[DESCRIPTION OF THE TASK]: The records that follow need to be output exactly as they are.

# start of SUPPLIED INFORMATION

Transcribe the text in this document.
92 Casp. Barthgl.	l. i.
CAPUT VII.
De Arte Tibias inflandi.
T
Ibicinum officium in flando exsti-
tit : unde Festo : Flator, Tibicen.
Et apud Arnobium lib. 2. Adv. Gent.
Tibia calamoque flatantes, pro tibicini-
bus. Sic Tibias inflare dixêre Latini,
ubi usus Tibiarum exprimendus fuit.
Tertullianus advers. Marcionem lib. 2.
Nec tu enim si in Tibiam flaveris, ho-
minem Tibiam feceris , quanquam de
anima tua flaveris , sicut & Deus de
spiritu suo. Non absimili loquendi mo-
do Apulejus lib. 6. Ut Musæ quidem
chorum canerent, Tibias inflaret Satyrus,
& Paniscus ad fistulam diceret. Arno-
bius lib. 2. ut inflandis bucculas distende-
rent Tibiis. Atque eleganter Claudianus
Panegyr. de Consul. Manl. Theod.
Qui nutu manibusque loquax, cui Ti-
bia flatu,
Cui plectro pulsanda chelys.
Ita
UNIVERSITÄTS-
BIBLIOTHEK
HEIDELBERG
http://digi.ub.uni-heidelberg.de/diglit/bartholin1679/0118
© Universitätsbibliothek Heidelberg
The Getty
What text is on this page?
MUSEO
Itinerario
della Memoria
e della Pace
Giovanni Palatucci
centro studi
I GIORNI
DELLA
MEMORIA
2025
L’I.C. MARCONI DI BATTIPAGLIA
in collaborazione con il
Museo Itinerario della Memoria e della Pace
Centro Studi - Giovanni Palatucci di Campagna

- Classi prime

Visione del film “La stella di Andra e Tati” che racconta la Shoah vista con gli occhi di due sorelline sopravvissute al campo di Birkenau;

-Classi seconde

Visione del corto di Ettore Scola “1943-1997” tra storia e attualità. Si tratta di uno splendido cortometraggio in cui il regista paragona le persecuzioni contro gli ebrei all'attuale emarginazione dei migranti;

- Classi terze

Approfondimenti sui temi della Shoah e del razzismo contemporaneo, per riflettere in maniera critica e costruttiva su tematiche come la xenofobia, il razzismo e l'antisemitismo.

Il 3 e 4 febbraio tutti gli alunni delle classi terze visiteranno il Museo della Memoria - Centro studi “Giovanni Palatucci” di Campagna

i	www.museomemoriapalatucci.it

# end of SUPPLIED INFORMATION

[TASK SOLUTION]:
Transcribe the text in this document.
92 Casp. Barthgl.	l. i.
CAPUT VII.
De Arte Tibias inflandi.
T
Ibicinum officium in flando exsti-
tit : unde Festo : Flator, Tibicen.
Et apud Arnobium lib. 2. Adv. Gent.
Tibia calamoque flatantes, pro tibicini-
bus. Sic Tibias inflare dixêre Latini,
ubi usus Tibiarum exprimendus fuit.
Tertullianus advers. Marcionem lib. 2.
Nec tu enim si in Tibiam flaveris, ho-
minem Tibiam feceris , quanquam de
anima tua flaveris , sicut & Deus de
spiritu suo. Non absimili loquendi mo-
do Apulejus lib. 6. Ut Musæ quidem
chorum canerent, Tibias inflaret Satyrus,
& Paniscus ad fistulam diceret. Arno-
bius lib. 2. ut inflandis bucculas distende-
rent Tibiis. Atque eleganter Claudianus
Panegyr. de Consul. Manl. Theod.
Qui nutu manibusque loquax, cui Ti-
bia flatu,
Cui plectro pulsanda chelys.
Ita
UNIVERSITÄTS-
BIBLIOTHEK
HEIDELBERG
http://digi.ub.uni-heidelberg.de/diglit/bartholin1679/0118
© Universitätsbibliothek Heidelberg
The Getty
What text is on this page?
MUSEO
Itinerario
della Memoria
e della Pace
Giovanni Palatucci
centro studi
I GIORNI
DELLA
MEMORIA
2025
L’I.C. MARCONI DI BATTIPAGLIA
in collaborazione con il
Museo Itinerario della Memoria e della Pace
Centro Studi - Giovanni Palatucci di Campagna

- Classi prime

Visione del film “La stella di Andra e Tati” che racconta la Shoah vista con gli occhi di due sorelline sopravvissute al campo di Birkenau;

-Classi seconde

Visione del corto di Ettore Scola “1943-1997” tra storia e attualità. Si tratta di uno splendido cortometraggio in cui il regista paragona le persecuzioni contro gli ebrei all'attuale emarginazione dei migranti;

- Classi terze

Approfondimenti sui temi della Shoah e del razzismo contemporaneo, per riflettere in maniera critica e costruttiva su tematiche come la xenofobia, il razzismo e l'antisemitismo.

Il 3 e 4 febbraio tutti gli alunni delle classi terze visiteranno il Museo della Memoria - Centro studi “Giovanni Palatucci” di Campagna

i	www.museomemoriapalatucci.it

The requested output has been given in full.